** begin **

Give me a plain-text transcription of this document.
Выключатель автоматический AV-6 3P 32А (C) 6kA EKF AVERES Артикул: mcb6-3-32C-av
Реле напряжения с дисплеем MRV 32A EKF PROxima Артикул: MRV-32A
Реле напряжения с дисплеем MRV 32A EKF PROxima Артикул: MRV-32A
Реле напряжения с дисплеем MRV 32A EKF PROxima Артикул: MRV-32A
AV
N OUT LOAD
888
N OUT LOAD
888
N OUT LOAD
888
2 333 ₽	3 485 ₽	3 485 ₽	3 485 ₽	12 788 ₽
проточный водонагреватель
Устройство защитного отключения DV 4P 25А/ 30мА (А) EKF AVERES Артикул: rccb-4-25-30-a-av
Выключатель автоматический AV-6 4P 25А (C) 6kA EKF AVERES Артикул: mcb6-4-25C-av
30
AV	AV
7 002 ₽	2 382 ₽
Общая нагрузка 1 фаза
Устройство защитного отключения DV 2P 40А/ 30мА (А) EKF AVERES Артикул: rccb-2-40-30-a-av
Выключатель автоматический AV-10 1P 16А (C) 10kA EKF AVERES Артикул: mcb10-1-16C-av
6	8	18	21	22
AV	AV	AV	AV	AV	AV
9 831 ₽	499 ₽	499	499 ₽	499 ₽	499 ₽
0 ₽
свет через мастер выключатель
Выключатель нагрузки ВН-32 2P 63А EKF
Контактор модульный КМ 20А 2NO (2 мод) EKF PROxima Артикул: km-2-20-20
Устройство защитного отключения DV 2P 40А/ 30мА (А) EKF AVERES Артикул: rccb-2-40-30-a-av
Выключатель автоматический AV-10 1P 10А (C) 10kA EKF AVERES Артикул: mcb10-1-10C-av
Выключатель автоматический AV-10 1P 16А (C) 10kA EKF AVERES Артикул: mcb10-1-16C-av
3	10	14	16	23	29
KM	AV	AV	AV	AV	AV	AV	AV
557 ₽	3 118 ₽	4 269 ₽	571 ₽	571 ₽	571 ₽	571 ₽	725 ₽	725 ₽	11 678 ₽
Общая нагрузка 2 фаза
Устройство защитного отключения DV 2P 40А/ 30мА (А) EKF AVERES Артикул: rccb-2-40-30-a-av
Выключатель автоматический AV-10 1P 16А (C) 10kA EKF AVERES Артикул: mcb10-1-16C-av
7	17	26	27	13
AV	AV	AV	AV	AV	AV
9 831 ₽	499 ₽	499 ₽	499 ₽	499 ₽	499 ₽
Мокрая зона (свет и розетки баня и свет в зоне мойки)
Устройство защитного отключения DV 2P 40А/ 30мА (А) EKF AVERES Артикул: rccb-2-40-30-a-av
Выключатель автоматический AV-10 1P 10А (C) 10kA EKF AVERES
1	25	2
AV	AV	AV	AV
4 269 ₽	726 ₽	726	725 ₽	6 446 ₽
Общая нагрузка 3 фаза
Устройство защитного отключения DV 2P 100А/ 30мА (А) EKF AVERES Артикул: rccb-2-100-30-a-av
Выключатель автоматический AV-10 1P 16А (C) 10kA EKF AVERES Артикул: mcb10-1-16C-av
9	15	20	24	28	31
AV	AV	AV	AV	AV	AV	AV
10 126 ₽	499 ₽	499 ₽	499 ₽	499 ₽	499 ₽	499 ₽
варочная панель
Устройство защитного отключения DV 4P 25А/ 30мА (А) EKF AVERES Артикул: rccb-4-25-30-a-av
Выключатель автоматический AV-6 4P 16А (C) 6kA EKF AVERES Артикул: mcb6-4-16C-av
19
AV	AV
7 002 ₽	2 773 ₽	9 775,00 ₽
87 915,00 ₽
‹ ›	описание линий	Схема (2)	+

** end **

## Goal
Find and copy every line in the entries above where the string "свет" occurs.

## Answer for the task
свет через мастер выключатель
Мокрая зона (свет и розетки баня и свет в зоне мойки)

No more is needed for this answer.